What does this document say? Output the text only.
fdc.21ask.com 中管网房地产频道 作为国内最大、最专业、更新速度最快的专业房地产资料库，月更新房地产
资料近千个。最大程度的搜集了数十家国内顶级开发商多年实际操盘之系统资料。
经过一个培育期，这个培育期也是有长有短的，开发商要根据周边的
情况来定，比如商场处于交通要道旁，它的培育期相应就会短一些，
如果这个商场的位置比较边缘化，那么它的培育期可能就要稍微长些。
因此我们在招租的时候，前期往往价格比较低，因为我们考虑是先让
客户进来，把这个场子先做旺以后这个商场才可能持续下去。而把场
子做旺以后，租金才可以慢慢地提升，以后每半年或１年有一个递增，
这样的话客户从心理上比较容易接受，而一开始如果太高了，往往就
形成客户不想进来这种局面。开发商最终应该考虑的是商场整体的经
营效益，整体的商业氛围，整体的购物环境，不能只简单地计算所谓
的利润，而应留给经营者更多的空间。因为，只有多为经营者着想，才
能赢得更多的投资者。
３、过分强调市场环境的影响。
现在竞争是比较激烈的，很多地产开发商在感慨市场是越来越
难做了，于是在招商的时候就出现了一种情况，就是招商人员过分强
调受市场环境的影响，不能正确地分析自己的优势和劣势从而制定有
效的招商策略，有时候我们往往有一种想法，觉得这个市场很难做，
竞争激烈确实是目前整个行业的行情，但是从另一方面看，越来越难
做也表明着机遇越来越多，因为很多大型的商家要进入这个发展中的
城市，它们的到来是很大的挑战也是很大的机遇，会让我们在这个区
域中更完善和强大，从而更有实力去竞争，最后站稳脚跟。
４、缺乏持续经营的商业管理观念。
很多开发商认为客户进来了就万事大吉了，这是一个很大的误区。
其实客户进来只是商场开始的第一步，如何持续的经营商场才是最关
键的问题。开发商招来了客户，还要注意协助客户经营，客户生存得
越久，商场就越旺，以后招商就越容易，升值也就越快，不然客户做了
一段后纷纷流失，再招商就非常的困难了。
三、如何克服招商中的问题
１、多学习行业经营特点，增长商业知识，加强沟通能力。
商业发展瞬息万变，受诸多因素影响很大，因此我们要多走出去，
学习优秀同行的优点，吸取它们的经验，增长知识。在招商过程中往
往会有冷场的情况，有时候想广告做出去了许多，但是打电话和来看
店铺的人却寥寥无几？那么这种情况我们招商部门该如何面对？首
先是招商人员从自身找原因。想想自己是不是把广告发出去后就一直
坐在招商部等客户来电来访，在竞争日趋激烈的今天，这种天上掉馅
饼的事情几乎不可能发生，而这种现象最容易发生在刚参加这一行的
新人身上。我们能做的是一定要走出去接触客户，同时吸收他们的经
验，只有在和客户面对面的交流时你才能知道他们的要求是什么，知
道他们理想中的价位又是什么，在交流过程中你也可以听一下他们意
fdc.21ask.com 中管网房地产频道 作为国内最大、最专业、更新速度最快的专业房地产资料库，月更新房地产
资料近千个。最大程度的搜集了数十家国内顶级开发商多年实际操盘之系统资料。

▶ [WHAT YOU SHOULD DO]:
Above are some records; repeat all of them exactly.

▶ [SOLUTION]:
What does this document say? Output the text only.
fdc.21ask.com 中管网房地产频道 作为国内最大、最专业、更新速度最快的专业房地产资料库，月更新房地产
资料近千个。最大程度的搜集了数十家国内顶级开发商多年实际操盘之系统资料。
经过一个培育期，这个培育期也是有长有短的，开发商要根据周边的
情况来定，比如商场处于交通要道旁，它的培育期相应就会短一些，
如果这个商场的位置比较边缘化，那么它的培育期可能就要稍微长些。
因此我们在招租的时候，前期往往价格比较低，因为我们考虑是先让
客户进来，把这个场子先做旺以后这个商场才可能持续下去。而把场
子做旺以后，租金才可以慢慢地提升，以后每半年或１年有一个递增，
这样的话客户从心理上比较容易接受，而一开始如果太高了，往往就
形成客户不想进来这种局面。开发商最终应该考虑的是商场整体的经
营效益，整体的商业氛围，整体的购物环境，不能只简单地计算所谓
的利润，而应留给经营者更多的空间。因为，只有多为经营者着想，才
能赢得更多的投资者。
３、过分强调市场环境的影响。
现在竞争是比较激烈的，很多地产开发商在感慨市场是越来越
难做了，于是在招商的时候就出现了一种情况，就是招商人员过分强
调受市场环境的影响，不能正确地分析自己的优势和劣势从而制定有
效的招商策略，有时候我们往往有一种想法，觉得这个市场很难做，
竞争激烈确实是目前整个行业的行情，但是从另一方面看，越来越难
做也表明着机遇越来越多，因为很多大型的商家要进入这个发展中的
城市，它们的到来是很大的挑战也是很大的机遇，会让我们在这个区
域中更完善和强大，从而更有实力去竞争，最后站稳脚跟。
４、缺乏持续经营的商业管理观念。
很多开发商认为客户进来了就万事大吉了，这是一个很大的误区。
其实客户进来只是商场开始的第一步，如何持续的经营商场才是最关
键的问题。开发商招来了客户，还要注意协助客户经营，客户生存得
越久，商场就越旺，以后招商就越容易，升值也就越快，不然客户做了
一段后纷纷流失，再招商就非常的困难了。
三、如何克服招商中的问题
１、多学习行业经营特点，增长商业知识，加强沟通能力。
商业发展瞬息万变，受诸多因素影响很大，因此我们要多走出去，
学习优秀同行的优点，吸取它们的经验，增长知识。在招商过程中往
往会有冷场的情况，有时候想广告做出去了许多，但是打电话和来看
店铺的人却寥寥无几？那么这种情况我们招商部门该如何面对？首
先是招商人员从自身找原因。想想自己是不是把广告发出去后就一直
坐在招商部等客户来电来访，在竞争日趋激烈的今天，这种天上掉馅
饼的事情几乎不可能发生，而这种现象最容易发生在刚参加这一行的
新人身上。我们能做的是一定要走出去接触客户，同时吸收他们的经
验，只有在和客户面对面的交流时你才能知道他们的要求是什么，知
道他们理想中的价位又是什么，在交流过程中你也可以听一下他们意
fdc.21ask.com 中管网房地产频道 作为国内最大、最专业、更新速度最快的专业房地产资料库，月更新房地产
资料近千个。最大程度的搜集了数十家国内顶级开发商多年实际操盘之系统资料。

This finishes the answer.